(WHAT YOU HAVE TO DO): All records must be quoted exactly. Omit the pictures.

(DATA SECTION):
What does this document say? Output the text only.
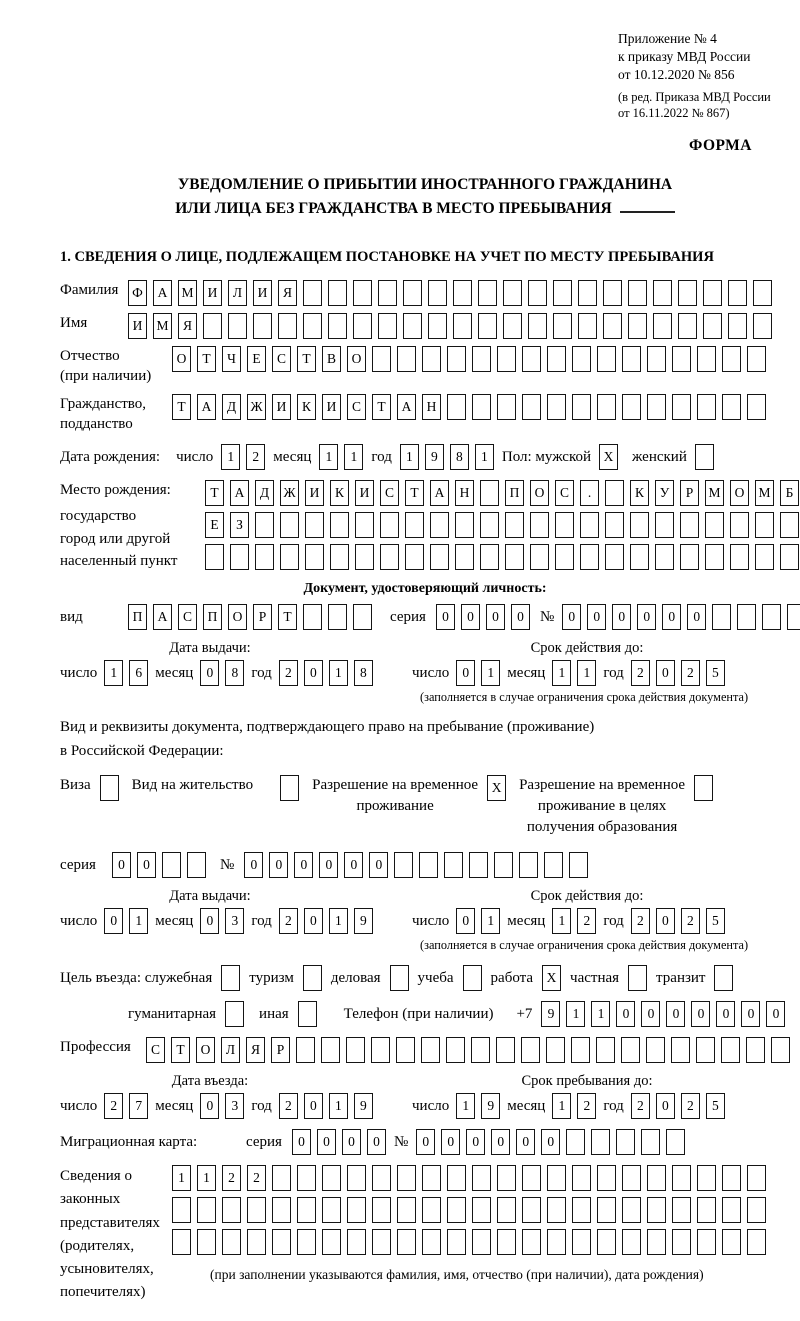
Приложение № 4
к приказу МВД России
от 10.12.2020 № 856
(в ред. Приказа МВД России
от 16.11.2022 № 867)
ФОРМА
УВЕДОМЛЕНИЕ О ПРИБЫТИИ ИНОСТРАННОГО ГРАЖДАНИНА
ИЛИ ЛИЦА БЕЗ ГРАЖДАНСТВА В МЕСТО ПРЕБЫВАНИЯ
1. СВЕДЕНИЯ О ЛИЦЕ, ПОДЛЕЖАЩЕМ ПОСТАНОВКЕ НА УЧЕТ ПО МЕСТУ ПРЕБЫВАНИЯ
Фамилия	Ф	А	М	И	Л	И	Я
Имя	И	М	Я
Отчество
(при наличии)
О	Т	Ч	Е	С	Т	В	О
Гражданство,
подданство
Т	А	Д	Ж	И	К	И	С	Т	А	Н
Дата рождения: число	1	2 месяц	1	1 год	1	9	8	1 Пол: мужской X	женский
Место рождения:
государство
город или другой
населенный пункт
Т	А	Д	Ж	И	К	И	С	Т	А	Н	П	О	С	.	К	У	Р	М	О	М	Б
Е	З
Документ, удостоверяющий личность:
вид	П	А	С	П	О	Р	Т	серия	0	0	0	0	№	0	0	0	0	0	0
Дата выдачи:
число 1	6 месяц 0	8 год 2	0	1	8
Срок действия до:
число 0	1 месяц 1	1 год 2	0	2	5
(заполняется в случае ограничения срока действия документа)
Вид и реквизиты документа, подтверждающего право на пребывание (проживание)
в Российской Федерации:
Виза	Вид на жительство	Разрешение на временное
проживание
X	Разрешение на временное
проживание в целях
получения образования
серия	0	0	№	0	0	0	0	0	0
Дата выдачи:
число 0	1 месяц 0	3 год 2	0	1	9
Срок действия до:
число 0	1 месяц 1	2 год 2	0	2	5
(заполняется в случае ограничения срока действия документа)
Цель въезда: служебная туризм деловая учеба работа	X частная транзит
гуманитарная	иная	Телефон (при наличии) +7	9	1	1	0	0	0	0	0	0	0
Профессия	С	Т	О	Л	Я	Р
Дата въезда:
число 2	7 месяц 0	3 год 2	0	1	9
Срок пребывания до:
число 1	9 месяц 1	2 год 2	0	2	5
Миграционная карта:	серия	0	0	0	0 №	0	0	0	0	0	0
Сведения о
законных
представителях
(родителях,
усыновителях,
попечителях)
1	1	2	2
(при заполнении указываются фамилия, имя, отчество (при наличии), дата рождения)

(RESULT OF THIS TASK):
What does this document say? Output the text only.
Приложение № 4
к приказу МВД России
от 10.12.2020 № 856
(в ред. Приказа МВД России
от 16.11.2022 № 867)
ФОРМА
УВЕДОМЛЕНИЕ О ПРИБЫТИИ ИНОСТРАННОГО ГРАЖДАНИНА
ИЛИ ЛИЦА БЕЗ ГРАЖДАНСТВА В МЕСТО ПРЕБЫВАНИЯ
1. СВЕДЕНИЯ О ЛИЦЕ, ПОДЛЕЖАЩЕМ ПОСТАНОВКЕ НА УЧЕТ ПО МЕСТУ ПРЕБЫВАНИЯ
Фамилия	Ф	А	М	И	Л	И	Я
Имя	И	М	Я
Отчество
(при наличии)
О	Т	Ч	Е	С	Т	В	О
Гражданство,
подданство
Т	А	Д	Ж	И	К	И	С	Т	А	Н
Дата рождения: число	1	2 месяц	1	1 год	1	9	8	1 Пол: мужской X	женский
Место рождения:
государство
город или другой
населенный пункт
Т	А	Д	Ж	И	К	И	С	Т	А	Н	П	О	С	.	К	У	Р	М	О	М	Б
Е	З
Документ, удостоверяющий личность:
вид	П	А	С	П	О	Р	Т	серия	0	0	0	0	№	0	0	0	0	0	0
Дата выдачи:
число 1	6 месяц 0	8 год 2	0	1	8
Срок действия до:
число 0	1 месяц 1	1 год 2	0	2	5
(заполняется в случае ограничения срока действия документа)
Вид и реквизиты документа, подтверждающего право на пребывание (проживание)
в Российской Федерации:
Виза	Вид на жительство	Разрешение на временное
проживание
X	Разрешение на временное
проживание в целях
получения образования
серия	0	0	№	0	0	0	0	0	0
Дата выдачи:
число 0	1 месяц 0	3 год 2	0	1	9
Срок действия до:
число 0	1 месяц 1	2 год 2	0	2	5
(заполняется в случае ограничения срока действия документа)
Цель въезда: служебная туризм деловая учеба работа	X частная транзит
гуманитарная	иная	Телефон (при наличии) +7	9	1	1	0	0	0	0	0	0	0
Профессия	С	Т	О	Л	Я	Р
Дата въезда:
число 2	7 месяц 0	3 год 2	0	1	9
Срок пребывания до:
число 1	9 месяц 1	2 год 2	0	2	5
Миграционная карта:	серия	0	0	0	0 №	0	0	0	0	0	0
Сведения о
законных
представителях
(родителях,
усыновителях,
попечителях)
1	1	2	2
(при заполнении указываются фамилия, имя, отчество (при наличии), дата рождения)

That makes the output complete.